__WHAT NEEDS TO BE DONE__.
Below is a block of data; give all of it again word for word.

═════ GIVEN RECORDS

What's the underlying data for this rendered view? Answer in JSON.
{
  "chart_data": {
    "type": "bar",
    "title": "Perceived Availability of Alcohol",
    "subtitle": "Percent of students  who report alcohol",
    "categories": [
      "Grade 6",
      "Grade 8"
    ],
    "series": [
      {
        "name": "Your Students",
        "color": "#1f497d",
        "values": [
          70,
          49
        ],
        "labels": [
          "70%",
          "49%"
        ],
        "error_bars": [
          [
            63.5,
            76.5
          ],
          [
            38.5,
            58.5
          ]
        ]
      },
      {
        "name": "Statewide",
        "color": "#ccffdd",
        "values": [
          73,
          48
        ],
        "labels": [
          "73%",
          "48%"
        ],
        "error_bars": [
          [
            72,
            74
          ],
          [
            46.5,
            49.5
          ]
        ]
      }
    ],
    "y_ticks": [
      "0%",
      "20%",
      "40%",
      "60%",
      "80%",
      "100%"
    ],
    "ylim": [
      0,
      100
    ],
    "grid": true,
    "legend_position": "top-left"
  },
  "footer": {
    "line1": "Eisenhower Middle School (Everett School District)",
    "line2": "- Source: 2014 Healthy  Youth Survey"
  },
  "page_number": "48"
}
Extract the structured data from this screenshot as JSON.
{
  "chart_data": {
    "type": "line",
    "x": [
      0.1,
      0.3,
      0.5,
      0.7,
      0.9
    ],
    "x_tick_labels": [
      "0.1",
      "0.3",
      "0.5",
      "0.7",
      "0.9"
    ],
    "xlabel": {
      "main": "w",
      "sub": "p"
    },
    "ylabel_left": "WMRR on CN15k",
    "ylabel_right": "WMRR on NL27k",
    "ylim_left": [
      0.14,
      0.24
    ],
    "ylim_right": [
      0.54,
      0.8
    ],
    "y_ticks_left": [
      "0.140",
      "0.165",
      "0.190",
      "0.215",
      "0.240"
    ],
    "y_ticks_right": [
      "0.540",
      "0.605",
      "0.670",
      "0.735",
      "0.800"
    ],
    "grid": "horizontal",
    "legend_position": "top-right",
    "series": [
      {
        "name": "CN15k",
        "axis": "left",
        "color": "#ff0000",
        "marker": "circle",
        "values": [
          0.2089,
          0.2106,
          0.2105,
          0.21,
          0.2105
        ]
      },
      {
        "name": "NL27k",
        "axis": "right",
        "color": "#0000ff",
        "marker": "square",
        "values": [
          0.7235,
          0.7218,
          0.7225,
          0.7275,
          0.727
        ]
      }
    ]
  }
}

══════════

__EXERCISE ANSWER__.
What's the underlying data for this rendered view? Answer in JSON.
{
  "chart_data": {
    "type": "bar",
    "title": "Perceived Availability of Alcohol",
    "subtitle": "Percent of students  who report alcohol",
    "categories": [
      "Grade 6",
      "Grade 8"
    ],
    "series": [
      {
        "name": "Your Students",
        "color": "#1f497d",
        "values": [
          70,
          49
        ],
        "labels": [
          "70%",
          "49%"
        ],
        "error_bars": [
          [
            63.5,
            76.5
          ],
          [
            38.5,
            58.5
          ]
        ]
      },
      {
        "name": "Statewide",
        "color": "#ccffdd",
        "values": [
          73,
          48
        ],
        "labels": [
          "73%",
          "48%"
        ],
        "error_bars": [
          [
            72,
            74
          ],
          [
            46.5,
            49.5
          ]
        ]
      }
    ],
    "y_ticks": [
      "0%",
      "20%",
      "40%",
      "60%",
      "80%",
      "100%"
    ],
    "ylim": [
      0,
      100
    ],
    "grid": true,
    "legend_position": "top-left"
  },
  "footer": {
    "line1": "Eisenhower Middle School (Everett School District)",
    "line2": "- Source: 2014 Healthy  Youth Survey"
  },
  "page_number": "48"
}
Extract the structured data from this screenshot as JSON.
{
  "chart_data": {
    "type": "line",
    "x": [
      0.1,
      0.3,
      0.5,
      0.7,
      0.9
    ],
    "x_tick_labels": [
      "0.1",
      "0.3",
      "0.5",
      "0.7",
      "0.9"
    ],
    "xlabel": {
      "main": "w",
      "sub": "p"
    },
    "ylabel_left": "WMRR on CN15k",
    "ylabel_right": "WMRR on NL27k",
    "ylim_left": [
      0.14,
      0.24
    ],
    "ylim_right": [
      0.54,
      0.8
    ],
    "y_ticks_left": [
      "0.140",
      "0.165",
      "0.190",
      "0.215",
      "0.240"
    ],
    "y_ticks_right": [
      "0.540",
      "0.605",
      "0.670",
      "0.735",
      "0.800"
    ],
    "grid": "horizontal",
    "legend_position": "top-right",
    "series": [
      {
        "name": "CN15k",
        "axis": "left",
        "color": "#ff0000",
        "marker": "circle",
        "values": [
          0.2089,
          0.2106,
          0.2105,
          0.21,
          0.2105
        ]
      },
      {
        "name": "NL27k",
        "axis": "right",
        "color": "#0000ff",
        "marker": "square",
        "values": [
          0.7235,
          0.7218,
          0.7225,
          0.7275,
          0.727
        ]
      }
    ]
  }
}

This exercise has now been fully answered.